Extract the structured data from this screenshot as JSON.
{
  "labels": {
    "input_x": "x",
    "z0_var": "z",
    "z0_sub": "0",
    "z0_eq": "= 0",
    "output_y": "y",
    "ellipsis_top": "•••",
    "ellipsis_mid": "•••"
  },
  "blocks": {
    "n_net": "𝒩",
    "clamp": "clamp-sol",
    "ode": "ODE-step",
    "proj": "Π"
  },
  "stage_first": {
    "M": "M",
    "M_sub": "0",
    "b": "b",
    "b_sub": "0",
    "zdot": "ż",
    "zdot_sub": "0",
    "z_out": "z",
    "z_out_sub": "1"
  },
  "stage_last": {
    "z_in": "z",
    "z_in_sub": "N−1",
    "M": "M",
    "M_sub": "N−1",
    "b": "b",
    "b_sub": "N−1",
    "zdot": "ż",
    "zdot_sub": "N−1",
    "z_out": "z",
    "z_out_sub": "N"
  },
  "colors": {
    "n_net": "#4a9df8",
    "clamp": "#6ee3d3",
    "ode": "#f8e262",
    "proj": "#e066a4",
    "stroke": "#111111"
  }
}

YOUR GOAL -
Transcribe all of the lines in the records precisely.

OUTPUT FOR THIS TASK -
Extract the structured data from this screenshot as JSON.
{
  "labels": {
    "input_x": "x",
    "z0_var": "z",
    "z0_sub": "0",
    "z0_eq": "= 0",
    "output_y": "y",
    "ellipsis_top": "•••",
    "ellipsis_mid": "•••"
  },
  "blocks": {
    "n_net": "𝒩",
    "clamp": "clamp-sol",
    "ode": "ODE-step",
    "proj": "Π"
  },
  "stage_first": {
    "M": "M",
    "M_sub": "0",
    "b": "b",
    "b_sub": "0",
    "zdot": "ż",
    "zdot_sub": "0",
    "z_out": "z",
    "z_out_sub": "1"
  },
  "stage_last": {
    "z_in": "z",
    "z_in_sub": "N−1",
    "M": "M",
    "M_sub": "N−1",
    "b": "b",
    "b_sub": "N−1",
    "zdot": "ż",
    "zdot_sub": "N−1",
    "z_out": "z",
    "z_out_sub": "N"
  },
  "colors": {
    "n_net": "#4a9df8",
    "clamp": "#6ee3d3",
    "ode": "#f8e262",
    "proj": "#e066a4",
    "stroke": "#111111"
  }
}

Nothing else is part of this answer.